■ Requirements ■
Pull out every line below containing the word "data".

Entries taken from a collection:
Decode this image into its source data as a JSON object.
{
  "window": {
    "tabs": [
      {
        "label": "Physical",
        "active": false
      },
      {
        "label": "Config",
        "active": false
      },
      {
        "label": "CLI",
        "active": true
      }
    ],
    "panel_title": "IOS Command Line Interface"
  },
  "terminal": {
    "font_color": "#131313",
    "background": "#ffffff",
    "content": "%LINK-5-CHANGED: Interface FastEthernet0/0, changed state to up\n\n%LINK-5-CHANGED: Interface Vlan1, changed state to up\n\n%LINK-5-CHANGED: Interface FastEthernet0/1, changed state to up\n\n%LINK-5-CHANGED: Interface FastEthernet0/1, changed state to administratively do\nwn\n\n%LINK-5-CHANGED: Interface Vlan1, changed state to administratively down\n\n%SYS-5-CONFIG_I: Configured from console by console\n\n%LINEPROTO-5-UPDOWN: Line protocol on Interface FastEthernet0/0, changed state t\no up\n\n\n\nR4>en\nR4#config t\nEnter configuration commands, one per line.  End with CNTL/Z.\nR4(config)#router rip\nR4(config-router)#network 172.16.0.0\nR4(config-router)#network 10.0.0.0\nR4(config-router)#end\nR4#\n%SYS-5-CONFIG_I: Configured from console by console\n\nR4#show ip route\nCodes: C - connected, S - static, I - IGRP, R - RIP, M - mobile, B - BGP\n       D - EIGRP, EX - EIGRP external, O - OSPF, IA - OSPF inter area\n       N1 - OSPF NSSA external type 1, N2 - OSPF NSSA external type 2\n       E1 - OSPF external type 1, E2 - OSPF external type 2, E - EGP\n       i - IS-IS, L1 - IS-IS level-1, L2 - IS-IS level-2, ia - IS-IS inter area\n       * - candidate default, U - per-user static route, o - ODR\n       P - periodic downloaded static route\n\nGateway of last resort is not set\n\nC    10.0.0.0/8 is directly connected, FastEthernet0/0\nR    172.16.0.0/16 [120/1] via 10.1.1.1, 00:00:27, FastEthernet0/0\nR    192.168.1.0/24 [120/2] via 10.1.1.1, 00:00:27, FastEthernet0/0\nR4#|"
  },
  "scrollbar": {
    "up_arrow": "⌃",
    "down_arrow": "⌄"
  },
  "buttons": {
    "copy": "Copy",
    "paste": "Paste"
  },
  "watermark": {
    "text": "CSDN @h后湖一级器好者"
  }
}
--
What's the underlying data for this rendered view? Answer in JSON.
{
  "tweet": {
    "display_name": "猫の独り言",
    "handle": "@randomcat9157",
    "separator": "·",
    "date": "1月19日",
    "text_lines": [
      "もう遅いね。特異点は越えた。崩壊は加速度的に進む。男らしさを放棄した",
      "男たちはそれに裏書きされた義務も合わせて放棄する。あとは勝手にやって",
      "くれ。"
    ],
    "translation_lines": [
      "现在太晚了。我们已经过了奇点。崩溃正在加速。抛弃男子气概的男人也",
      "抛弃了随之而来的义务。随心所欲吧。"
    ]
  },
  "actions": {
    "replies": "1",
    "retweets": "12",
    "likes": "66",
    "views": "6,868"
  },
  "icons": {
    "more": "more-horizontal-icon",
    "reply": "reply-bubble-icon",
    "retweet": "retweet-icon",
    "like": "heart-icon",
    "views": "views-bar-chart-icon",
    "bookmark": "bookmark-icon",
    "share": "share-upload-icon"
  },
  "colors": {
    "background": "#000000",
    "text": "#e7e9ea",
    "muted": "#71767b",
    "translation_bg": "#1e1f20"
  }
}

■ Solved exercise ■
Decode this image into its source data as a JSON object.
What's the underlying data for this rendered view? Answer in JSON.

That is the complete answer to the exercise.